• Task to complete: Collect each line containing "marker".

━━━━━━━━━━━━━━━━

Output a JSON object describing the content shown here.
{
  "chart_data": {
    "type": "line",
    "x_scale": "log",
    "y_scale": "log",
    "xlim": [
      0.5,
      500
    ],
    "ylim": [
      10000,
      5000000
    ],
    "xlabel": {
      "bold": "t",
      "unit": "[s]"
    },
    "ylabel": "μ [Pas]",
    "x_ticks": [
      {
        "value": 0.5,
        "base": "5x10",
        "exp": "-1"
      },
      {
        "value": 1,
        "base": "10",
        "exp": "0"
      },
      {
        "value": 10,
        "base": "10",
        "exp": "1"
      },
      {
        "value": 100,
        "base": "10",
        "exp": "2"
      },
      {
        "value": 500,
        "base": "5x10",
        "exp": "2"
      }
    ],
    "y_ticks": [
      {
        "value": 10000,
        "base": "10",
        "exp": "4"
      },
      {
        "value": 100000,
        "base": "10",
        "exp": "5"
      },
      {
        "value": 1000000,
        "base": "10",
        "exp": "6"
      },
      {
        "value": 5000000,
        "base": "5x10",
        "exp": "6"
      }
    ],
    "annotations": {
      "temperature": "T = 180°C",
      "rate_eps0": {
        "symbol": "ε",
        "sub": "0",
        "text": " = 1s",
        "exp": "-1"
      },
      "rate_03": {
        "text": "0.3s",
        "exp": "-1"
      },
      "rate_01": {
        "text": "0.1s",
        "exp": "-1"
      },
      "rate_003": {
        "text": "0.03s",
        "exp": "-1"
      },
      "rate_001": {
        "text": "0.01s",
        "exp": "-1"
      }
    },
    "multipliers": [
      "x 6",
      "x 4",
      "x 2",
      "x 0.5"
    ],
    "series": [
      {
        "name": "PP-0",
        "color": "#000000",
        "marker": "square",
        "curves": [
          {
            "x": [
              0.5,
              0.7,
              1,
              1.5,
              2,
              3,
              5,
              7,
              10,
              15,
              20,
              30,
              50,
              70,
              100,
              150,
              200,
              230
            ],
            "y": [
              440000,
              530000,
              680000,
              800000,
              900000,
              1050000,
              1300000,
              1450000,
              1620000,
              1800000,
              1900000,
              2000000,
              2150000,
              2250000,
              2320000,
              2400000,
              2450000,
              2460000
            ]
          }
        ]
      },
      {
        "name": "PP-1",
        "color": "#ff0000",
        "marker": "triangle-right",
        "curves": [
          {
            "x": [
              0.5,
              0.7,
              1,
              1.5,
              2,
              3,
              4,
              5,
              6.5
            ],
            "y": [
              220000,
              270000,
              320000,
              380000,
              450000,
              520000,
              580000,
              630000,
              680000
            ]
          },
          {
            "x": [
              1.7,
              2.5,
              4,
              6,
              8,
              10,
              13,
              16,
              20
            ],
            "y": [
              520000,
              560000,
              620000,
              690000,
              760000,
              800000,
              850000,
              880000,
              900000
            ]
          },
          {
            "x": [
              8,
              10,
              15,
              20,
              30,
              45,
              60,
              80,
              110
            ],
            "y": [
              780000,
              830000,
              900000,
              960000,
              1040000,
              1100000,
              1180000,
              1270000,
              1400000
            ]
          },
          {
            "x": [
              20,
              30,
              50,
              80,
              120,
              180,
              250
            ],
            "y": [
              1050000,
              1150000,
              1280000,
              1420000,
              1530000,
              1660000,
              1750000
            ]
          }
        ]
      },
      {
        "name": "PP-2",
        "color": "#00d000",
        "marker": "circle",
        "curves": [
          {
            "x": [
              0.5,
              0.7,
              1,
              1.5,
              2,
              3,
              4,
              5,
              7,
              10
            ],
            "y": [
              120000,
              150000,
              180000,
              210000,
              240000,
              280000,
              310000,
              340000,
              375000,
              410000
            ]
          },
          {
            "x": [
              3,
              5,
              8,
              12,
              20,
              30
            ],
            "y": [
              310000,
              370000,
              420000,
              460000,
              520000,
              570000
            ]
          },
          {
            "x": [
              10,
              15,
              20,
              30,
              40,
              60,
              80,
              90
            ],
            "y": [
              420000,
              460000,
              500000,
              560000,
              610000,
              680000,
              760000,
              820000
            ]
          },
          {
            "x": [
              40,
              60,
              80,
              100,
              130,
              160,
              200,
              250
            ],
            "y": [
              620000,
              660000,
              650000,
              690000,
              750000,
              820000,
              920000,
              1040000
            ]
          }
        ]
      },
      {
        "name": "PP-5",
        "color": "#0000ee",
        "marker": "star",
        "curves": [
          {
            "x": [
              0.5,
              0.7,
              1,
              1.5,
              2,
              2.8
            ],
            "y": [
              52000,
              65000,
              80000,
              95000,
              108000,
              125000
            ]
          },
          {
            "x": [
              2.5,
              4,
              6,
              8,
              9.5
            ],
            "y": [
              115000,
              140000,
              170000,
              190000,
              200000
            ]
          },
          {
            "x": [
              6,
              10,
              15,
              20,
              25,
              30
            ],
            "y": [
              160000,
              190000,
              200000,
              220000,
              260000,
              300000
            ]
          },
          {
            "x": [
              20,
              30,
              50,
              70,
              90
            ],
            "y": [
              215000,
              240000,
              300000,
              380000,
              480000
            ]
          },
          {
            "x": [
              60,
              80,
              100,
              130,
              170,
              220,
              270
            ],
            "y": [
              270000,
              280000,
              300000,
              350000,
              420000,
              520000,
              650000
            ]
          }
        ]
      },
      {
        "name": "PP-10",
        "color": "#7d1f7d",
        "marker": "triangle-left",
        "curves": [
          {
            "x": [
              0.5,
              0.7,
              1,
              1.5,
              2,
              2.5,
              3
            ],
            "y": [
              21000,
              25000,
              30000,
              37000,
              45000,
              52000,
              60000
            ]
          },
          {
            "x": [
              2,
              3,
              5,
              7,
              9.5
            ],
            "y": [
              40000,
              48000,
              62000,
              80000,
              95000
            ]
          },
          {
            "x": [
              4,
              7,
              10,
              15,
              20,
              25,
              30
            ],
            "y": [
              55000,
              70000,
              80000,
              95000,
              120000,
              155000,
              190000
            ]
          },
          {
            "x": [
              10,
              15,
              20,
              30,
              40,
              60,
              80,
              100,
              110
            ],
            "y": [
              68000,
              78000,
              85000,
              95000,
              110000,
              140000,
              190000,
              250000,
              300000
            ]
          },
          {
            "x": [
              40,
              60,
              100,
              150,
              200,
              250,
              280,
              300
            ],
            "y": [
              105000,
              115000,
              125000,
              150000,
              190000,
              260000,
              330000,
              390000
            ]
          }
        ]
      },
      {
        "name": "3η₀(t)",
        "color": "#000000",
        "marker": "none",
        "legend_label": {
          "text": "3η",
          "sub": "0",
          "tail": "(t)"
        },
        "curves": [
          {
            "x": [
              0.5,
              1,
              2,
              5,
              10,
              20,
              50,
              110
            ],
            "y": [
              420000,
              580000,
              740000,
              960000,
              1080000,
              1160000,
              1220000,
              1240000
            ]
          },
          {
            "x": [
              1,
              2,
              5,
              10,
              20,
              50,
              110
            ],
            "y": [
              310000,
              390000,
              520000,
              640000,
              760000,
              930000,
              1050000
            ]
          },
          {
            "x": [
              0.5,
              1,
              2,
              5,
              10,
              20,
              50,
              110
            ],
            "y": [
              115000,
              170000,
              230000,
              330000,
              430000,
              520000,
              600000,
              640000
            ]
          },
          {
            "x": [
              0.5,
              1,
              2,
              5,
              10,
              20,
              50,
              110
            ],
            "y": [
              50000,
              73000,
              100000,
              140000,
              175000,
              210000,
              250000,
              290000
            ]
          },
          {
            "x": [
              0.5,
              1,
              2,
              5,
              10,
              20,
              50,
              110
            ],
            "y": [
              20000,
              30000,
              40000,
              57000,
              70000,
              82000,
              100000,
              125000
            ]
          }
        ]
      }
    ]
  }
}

━━━━━━━━━━━━━━━━

• Result of this task:
        "marker": "square",
        "marker": "triangle-right",
        "marker": "circle",
        "marker": "star",
        "marker": "triangle-left",
        "marker": "none",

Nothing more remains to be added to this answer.